WRITTEN EXERCISE: Spot every line with the word "obsluhe" and return it.

Data entries:

-*-*-

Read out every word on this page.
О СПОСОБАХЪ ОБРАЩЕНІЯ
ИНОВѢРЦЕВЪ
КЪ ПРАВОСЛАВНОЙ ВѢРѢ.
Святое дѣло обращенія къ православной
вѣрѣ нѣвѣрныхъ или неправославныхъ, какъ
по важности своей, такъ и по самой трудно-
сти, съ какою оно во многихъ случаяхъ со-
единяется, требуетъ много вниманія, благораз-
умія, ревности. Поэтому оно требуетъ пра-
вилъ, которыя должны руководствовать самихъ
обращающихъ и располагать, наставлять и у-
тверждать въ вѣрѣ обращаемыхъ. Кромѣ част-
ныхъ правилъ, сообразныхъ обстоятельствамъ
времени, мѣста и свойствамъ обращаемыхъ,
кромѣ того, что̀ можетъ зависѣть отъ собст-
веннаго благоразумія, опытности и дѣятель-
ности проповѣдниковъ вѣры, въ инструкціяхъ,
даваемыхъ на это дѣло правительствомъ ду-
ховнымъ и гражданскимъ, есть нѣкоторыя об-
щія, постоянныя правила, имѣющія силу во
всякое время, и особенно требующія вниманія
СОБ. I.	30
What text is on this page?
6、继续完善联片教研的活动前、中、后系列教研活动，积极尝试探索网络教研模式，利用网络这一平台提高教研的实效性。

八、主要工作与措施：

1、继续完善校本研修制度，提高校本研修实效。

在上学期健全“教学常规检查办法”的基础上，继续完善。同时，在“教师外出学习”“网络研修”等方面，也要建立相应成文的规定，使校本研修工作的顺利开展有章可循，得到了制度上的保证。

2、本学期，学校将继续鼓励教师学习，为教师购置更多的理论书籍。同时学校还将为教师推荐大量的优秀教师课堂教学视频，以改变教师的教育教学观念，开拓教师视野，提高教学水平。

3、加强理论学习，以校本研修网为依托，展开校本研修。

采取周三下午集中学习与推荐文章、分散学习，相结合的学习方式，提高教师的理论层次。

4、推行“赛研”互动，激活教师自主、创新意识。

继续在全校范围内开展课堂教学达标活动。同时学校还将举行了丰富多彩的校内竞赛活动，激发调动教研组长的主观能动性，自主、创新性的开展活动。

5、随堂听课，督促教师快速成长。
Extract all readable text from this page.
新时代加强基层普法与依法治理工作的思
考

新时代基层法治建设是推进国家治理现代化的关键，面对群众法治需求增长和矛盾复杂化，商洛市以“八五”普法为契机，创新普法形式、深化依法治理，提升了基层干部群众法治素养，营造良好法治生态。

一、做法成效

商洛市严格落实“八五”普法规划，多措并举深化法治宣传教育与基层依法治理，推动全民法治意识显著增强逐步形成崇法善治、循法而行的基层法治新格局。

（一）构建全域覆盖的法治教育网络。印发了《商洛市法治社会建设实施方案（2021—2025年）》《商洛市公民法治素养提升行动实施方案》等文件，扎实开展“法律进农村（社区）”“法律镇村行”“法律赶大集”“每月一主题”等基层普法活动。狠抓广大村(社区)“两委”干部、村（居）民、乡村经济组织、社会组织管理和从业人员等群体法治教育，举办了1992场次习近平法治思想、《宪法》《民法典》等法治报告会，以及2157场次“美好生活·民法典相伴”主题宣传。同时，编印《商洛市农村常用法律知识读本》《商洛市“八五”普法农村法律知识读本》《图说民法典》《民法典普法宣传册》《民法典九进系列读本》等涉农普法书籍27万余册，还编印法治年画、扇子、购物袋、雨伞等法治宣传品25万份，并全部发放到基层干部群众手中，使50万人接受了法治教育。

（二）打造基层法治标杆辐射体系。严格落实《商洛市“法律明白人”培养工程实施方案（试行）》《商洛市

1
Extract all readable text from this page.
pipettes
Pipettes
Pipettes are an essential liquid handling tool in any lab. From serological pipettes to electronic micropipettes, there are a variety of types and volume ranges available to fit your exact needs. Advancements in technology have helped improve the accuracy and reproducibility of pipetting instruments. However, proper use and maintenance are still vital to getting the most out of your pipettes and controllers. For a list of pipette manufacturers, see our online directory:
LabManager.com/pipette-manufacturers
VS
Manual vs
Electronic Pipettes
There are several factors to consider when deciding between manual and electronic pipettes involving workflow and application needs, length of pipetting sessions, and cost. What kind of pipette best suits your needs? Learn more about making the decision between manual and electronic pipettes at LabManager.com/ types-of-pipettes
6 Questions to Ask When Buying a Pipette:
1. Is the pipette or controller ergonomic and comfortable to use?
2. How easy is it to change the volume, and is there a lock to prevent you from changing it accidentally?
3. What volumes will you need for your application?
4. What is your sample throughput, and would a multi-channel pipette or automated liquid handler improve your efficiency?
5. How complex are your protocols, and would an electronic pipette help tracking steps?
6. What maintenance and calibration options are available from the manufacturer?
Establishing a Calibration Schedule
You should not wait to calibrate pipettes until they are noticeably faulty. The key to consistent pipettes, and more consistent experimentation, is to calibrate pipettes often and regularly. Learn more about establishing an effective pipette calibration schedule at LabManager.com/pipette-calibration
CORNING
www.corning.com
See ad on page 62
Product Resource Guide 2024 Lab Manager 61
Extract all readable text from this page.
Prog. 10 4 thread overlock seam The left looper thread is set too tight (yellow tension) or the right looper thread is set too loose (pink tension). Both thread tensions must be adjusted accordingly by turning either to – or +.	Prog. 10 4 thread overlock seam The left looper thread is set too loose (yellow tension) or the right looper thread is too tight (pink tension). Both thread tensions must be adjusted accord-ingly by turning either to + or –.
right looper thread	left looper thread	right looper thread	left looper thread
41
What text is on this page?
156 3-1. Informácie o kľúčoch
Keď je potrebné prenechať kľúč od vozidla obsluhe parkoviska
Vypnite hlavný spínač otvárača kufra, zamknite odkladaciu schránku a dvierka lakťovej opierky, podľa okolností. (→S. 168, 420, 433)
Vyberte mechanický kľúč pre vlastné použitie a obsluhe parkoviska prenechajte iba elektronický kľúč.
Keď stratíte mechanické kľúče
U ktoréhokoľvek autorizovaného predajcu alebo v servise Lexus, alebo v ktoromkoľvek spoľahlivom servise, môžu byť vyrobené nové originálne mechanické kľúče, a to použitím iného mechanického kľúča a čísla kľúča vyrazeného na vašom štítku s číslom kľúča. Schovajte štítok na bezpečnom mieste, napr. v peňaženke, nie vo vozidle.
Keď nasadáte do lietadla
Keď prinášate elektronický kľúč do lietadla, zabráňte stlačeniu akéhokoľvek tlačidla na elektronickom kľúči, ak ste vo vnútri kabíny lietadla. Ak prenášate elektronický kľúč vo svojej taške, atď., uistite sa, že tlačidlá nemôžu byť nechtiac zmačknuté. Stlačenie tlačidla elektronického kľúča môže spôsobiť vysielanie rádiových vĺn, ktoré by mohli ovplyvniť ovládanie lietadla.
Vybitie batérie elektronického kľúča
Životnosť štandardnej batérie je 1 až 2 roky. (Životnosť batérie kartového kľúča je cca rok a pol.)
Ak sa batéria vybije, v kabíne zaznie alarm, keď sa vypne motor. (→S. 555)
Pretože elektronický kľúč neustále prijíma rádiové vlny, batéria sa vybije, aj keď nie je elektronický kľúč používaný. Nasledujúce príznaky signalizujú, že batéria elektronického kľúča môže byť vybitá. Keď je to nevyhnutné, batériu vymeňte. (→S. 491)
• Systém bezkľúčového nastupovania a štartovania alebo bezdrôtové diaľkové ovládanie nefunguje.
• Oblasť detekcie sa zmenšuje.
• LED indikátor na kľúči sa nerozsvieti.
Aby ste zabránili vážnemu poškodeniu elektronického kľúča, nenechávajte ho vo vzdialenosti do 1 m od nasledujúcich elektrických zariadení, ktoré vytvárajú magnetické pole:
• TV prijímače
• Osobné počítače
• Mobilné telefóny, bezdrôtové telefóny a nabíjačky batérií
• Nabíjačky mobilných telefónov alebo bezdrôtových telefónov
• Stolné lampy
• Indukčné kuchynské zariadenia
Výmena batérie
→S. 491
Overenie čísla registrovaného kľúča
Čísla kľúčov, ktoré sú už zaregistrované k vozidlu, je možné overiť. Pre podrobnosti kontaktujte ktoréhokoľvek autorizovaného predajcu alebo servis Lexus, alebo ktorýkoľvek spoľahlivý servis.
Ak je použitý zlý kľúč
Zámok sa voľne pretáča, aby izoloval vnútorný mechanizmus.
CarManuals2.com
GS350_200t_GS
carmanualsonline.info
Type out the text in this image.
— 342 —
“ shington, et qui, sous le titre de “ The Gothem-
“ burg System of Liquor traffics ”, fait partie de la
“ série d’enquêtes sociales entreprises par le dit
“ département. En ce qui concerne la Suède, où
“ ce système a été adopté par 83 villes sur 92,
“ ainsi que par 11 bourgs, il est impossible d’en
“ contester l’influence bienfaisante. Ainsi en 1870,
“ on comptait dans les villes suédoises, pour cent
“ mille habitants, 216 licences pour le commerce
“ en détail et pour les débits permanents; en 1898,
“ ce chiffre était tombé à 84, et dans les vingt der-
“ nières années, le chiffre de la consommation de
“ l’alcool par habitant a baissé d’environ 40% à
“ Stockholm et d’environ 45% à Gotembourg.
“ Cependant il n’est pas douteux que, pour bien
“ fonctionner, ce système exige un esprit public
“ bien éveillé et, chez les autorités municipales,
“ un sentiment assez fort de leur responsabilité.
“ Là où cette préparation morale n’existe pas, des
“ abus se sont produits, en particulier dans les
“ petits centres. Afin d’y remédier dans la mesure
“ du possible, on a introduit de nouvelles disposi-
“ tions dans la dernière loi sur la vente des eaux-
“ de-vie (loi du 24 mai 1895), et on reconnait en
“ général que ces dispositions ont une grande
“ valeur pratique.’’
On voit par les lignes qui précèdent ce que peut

-*-*-

OUTPUT OF THE EXERCISE:
Keď je potrebné prenechať kľúč od vozidla obsluhe parkoviska
Vyberte mechanický kľúč pre vlastné použitie a obsluhe parkoviska prenechajte iba elektronický kľúč.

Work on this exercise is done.